**Texte support:**
· · ·

Neuralink vient de franchir un seuil symbolique fort : 26 patients humains disposent désormais d'une interface cerveau-machine fonctionnelle grâce à l'implant Telepathy. Ce rythme d'inscription accéléré au second semestre 2026 confirme que la neurotechnologie sort du laboratoire pour entrer dans une phase clinique réelle. L'interface entre le cerveau humain et les machines n'est plus une promesse lointaine — elle se teste, se mesure et se documente aujourd'hui.
Sur le front de l'IA générative, ChatGPT perd sa position dominante pour la première fois depuis son lancement : sa part de marché est tombée à 46,4 % en mai 2026, pendant que Gemini et Claude gagnent des dizaines de millions d'utilisateurs chaque mois. Dans le même temps, Anthropic lance Claude Sonnet 5, un modèle taillé pour les développeurs et les équipes sécurité, au moment précis où les agences de renseignement Five Eyes tirent la sonnette d'alarme sur les risques des modèles de frontière.

· · ·

**Contenu présenté:**
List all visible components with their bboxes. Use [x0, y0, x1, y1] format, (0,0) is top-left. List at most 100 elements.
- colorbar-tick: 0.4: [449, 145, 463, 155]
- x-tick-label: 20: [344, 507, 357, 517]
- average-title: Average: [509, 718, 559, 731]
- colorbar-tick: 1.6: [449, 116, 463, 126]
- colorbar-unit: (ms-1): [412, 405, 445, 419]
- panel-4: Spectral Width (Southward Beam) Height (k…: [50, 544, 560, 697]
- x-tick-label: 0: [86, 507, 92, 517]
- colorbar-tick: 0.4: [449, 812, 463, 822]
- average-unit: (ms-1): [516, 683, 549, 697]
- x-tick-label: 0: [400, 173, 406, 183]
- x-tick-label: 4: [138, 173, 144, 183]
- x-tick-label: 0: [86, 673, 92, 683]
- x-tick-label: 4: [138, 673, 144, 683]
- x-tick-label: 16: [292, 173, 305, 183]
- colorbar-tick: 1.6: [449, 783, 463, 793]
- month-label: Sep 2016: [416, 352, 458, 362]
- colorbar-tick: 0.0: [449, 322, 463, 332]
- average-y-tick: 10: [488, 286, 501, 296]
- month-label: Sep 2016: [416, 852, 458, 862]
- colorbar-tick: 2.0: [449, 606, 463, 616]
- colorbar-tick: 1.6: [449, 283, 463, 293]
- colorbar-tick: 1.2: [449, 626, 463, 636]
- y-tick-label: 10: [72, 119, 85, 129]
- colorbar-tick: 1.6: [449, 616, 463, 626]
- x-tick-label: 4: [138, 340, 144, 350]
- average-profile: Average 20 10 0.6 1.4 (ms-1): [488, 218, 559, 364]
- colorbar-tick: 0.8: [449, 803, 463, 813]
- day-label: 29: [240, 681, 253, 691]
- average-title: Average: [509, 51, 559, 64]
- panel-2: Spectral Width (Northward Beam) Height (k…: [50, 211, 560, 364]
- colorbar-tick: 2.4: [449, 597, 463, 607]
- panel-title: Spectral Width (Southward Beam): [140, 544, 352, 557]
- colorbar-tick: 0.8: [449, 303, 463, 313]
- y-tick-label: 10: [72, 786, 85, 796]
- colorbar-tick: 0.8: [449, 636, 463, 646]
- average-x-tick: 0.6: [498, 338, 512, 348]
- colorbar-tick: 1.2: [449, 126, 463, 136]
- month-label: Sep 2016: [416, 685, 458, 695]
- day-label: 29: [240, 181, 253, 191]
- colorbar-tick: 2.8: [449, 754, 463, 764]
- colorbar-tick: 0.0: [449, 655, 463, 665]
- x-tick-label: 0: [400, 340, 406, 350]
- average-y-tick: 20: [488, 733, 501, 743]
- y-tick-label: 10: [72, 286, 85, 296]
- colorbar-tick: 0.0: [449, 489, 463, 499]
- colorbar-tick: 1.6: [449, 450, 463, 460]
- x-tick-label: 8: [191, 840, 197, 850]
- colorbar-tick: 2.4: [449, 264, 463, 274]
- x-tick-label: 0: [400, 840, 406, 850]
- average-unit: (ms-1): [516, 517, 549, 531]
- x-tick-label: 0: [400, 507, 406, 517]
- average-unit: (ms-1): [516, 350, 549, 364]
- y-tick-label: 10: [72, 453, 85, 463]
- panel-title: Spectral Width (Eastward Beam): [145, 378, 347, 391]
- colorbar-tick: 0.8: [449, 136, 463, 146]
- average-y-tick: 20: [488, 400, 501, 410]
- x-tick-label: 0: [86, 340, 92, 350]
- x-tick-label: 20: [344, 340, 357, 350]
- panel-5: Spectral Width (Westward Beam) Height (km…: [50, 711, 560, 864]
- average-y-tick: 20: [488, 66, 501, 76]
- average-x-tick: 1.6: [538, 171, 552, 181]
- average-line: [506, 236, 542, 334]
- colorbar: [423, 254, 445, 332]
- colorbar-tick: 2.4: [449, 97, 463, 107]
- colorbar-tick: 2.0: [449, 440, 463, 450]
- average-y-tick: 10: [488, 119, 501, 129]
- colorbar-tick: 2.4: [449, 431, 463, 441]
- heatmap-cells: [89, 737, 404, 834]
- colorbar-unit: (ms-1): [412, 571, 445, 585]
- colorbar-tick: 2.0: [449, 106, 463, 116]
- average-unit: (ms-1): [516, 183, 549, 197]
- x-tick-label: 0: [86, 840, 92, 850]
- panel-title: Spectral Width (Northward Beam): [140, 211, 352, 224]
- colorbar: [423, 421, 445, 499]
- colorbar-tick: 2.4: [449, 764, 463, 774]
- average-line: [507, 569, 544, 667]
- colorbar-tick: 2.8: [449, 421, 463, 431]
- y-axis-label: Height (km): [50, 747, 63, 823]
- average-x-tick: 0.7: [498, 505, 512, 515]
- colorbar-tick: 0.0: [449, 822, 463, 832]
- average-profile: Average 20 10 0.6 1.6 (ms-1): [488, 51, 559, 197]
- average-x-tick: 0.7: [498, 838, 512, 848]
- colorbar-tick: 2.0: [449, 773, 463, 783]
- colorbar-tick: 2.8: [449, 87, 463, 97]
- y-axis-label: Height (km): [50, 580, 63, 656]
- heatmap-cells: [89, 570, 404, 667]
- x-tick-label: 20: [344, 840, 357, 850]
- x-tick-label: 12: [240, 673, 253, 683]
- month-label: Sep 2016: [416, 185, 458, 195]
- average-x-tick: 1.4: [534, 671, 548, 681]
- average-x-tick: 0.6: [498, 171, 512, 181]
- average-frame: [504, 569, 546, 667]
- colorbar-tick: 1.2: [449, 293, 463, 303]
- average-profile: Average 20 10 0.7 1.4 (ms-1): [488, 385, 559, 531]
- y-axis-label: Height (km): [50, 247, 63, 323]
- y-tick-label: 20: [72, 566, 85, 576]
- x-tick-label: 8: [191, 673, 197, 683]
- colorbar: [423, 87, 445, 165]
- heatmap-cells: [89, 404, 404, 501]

· · ·

**Travail à faire:**
(1) D'après l'article sur Neuralink et l'IA générative, à quel niveau la part de marché de ChatGPT est-elle tombée en mai 2026 ?
(2) Indiquez si chaque affirmation concorde avec l'article sur Neuralink et l'IA générative, en citant les mots décisifs du texte : (a) l'implant de Neuralink porte le nom de Telepathy ; (b) Claude Sonnet 5 vise d'abord le grand public ; (c) Gemini et Claude perdent des utilisateurs chaque mois.
(3) Rédigez la suite de l'article sur Neuralink et l'IA générative, en commençant après sa dernière phrase.

**Réponses fournies:**
(1) Elle est tombée à 46,4 %.

(2)
(a) Oui : « grâce à l'implant Telepathy ».
(b) Non : « un modèle taillé pour les développeurs et les équipes sécurité ».
(c) Non : « pendant que Gemini et Claude gagnent des dizaines de millions d'utilisateurs chaque mois ».

(3)
Les robots humanoïdes, eux, quittent les vidéos promotionnelles pour entrer dans les usines. Tesla reconvertit des lignes entières de Fremont pour fabriquer Optimus, tandis qu'Unitree Robotics industrialise la production à grande échelle en Chine. Ce basculement vers la production en série marque un point de non-retour : les robots ne sont plus des prototypes coûteux, ils deviennent des outils industriels.
L'AGI véritable reste hors de portée, mais ses effets économiques se font déjà sentir concrètement. Le FMI le confirme : l'automatisation frappe deux à trois fois plus durement les postes d'entrée que les postes managériaux, touchant graphistes, analystes et commerciaux juniors en priorité. La question n'est plus de savoir si l'IA transforme le travail, mais à quelle vitesse les formations et les entreprises sauront s'y adapter.